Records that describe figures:

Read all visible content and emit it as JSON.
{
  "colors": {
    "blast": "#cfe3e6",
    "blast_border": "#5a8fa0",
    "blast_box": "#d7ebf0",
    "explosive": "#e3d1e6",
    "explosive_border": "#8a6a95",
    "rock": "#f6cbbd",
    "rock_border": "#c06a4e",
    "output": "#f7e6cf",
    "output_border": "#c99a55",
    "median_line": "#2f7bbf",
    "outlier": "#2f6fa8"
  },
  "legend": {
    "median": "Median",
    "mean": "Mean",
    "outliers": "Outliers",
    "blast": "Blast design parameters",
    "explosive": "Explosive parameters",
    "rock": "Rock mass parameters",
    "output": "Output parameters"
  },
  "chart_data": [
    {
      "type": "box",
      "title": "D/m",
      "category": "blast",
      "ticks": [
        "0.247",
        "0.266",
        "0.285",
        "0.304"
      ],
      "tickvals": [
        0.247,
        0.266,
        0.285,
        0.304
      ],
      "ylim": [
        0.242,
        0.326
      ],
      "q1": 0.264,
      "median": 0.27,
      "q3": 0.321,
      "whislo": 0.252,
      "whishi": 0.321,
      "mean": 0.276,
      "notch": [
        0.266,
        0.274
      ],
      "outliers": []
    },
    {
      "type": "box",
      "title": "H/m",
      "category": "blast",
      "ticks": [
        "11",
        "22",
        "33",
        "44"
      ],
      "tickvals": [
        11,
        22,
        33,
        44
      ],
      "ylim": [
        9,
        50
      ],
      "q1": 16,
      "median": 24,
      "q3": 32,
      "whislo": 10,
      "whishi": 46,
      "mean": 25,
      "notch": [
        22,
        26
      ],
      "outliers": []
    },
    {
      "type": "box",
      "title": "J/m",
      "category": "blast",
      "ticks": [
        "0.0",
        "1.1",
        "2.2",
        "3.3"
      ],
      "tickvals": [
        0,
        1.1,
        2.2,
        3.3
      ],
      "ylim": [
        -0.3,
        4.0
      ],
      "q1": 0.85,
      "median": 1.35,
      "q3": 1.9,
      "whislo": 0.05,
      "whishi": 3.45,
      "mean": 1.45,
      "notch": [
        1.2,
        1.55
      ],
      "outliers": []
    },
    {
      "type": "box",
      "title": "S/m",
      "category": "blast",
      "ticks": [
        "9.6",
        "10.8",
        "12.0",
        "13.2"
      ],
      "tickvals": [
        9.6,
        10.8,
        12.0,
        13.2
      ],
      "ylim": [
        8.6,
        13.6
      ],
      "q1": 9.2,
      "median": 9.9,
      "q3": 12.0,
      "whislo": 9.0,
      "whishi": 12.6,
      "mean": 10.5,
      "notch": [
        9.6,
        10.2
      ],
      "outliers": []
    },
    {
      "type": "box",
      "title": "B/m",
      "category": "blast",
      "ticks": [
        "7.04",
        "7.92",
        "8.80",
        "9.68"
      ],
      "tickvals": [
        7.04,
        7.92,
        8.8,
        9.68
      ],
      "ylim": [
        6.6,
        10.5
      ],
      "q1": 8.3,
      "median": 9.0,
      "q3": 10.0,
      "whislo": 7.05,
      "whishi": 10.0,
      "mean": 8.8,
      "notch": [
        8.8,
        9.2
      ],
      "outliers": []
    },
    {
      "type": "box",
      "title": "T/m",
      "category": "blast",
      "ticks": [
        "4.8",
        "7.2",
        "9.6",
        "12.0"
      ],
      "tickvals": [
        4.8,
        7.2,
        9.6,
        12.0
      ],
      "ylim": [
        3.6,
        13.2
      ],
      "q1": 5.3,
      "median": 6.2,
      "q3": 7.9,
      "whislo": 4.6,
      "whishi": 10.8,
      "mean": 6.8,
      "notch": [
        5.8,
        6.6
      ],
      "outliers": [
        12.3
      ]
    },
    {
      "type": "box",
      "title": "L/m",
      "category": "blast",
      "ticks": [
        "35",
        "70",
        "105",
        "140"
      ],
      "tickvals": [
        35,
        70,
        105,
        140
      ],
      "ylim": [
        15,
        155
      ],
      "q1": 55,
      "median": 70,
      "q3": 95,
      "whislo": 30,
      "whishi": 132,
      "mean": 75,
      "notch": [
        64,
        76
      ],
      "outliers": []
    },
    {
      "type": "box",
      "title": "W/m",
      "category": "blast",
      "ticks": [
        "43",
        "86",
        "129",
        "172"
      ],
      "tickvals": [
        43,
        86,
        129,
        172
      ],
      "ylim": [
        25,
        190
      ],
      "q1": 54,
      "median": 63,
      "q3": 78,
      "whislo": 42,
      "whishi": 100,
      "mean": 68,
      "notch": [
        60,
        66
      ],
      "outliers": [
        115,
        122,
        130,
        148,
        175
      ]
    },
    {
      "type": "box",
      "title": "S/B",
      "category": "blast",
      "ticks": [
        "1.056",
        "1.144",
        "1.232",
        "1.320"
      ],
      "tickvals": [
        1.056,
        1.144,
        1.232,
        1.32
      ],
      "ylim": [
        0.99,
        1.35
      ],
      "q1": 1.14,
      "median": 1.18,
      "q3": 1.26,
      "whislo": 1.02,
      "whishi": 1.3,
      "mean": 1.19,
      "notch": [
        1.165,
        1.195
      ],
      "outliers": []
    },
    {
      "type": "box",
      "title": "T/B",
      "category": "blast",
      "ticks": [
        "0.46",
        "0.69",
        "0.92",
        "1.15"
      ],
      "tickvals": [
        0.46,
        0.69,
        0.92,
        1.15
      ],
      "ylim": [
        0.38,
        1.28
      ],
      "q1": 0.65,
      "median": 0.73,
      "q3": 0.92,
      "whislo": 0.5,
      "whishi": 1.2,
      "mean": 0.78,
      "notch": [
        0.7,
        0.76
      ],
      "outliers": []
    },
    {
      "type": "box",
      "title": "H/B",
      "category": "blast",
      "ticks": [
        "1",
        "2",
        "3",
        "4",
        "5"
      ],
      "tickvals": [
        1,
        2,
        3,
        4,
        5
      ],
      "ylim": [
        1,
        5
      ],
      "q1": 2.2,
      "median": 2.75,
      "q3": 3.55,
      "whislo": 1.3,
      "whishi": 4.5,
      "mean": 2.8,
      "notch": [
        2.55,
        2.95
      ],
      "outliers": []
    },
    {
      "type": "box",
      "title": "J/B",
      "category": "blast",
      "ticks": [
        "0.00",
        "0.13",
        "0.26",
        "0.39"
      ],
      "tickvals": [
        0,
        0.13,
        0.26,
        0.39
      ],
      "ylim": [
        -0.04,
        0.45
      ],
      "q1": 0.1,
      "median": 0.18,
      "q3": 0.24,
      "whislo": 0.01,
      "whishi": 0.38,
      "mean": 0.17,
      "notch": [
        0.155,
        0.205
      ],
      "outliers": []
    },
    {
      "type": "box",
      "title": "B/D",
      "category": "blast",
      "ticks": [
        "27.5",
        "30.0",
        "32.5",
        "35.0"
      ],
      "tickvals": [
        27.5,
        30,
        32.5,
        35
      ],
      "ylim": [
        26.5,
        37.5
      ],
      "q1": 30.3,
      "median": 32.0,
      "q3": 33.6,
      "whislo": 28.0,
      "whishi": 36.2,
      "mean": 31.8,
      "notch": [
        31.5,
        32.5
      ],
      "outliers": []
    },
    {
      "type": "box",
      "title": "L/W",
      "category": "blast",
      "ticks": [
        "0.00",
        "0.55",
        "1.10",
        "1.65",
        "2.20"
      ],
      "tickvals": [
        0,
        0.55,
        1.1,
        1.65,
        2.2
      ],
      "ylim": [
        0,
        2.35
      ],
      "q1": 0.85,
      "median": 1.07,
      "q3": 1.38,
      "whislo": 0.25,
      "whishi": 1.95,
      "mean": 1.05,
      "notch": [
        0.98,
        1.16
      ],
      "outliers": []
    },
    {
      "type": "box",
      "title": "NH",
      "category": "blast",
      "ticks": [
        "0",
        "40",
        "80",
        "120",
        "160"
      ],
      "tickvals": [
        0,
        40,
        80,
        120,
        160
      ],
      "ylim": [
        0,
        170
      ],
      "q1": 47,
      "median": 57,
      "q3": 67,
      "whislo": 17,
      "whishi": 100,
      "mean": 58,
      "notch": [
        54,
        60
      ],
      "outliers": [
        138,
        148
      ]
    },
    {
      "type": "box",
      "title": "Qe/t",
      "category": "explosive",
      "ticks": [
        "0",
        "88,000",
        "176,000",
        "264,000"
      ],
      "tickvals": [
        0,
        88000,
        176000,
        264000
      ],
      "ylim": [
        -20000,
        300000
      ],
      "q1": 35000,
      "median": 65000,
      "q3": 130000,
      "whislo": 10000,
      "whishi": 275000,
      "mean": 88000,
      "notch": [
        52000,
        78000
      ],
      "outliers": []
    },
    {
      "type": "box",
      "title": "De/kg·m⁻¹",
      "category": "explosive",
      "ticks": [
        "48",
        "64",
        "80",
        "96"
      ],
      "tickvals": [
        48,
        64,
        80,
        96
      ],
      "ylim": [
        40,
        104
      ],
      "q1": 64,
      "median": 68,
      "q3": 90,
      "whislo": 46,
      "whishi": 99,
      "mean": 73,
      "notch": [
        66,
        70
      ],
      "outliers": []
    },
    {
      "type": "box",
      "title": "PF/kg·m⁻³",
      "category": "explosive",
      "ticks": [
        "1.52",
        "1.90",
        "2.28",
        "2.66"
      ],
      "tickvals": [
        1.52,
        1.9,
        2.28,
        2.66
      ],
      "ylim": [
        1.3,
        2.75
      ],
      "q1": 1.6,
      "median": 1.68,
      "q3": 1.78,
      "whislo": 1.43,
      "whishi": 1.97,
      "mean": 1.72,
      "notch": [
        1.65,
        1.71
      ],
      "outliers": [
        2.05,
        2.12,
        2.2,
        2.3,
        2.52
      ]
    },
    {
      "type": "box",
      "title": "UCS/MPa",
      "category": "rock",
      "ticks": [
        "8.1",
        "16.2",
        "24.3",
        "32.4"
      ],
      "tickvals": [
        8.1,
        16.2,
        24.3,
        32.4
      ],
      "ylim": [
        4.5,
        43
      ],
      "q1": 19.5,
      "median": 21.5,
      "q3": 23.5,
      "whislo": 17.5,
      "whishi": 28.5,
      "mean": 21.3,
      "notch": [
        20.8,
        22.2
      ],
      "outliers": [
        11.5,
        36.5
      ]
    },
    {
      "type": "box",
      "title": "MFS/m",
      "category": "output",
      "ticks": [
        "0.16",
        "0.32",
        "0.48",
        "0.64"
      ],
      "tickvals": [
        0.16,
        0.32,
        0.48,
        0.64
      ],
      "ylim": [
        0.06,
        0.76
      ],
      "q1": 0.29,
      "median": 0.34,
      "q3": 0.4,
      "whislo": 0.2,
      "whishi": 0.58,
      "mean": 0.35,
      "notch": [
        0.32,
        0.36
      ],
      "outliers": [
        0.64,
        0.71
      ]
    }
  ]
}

Description of the task
Show all lines from the listing above in which "parameters" appears.

Response for this exercise
    "blast": "Blast design parameters",
    "explosive": "Explosive parameters",
    "rock": "Rock mass parameters",
    "output": "Output parameters"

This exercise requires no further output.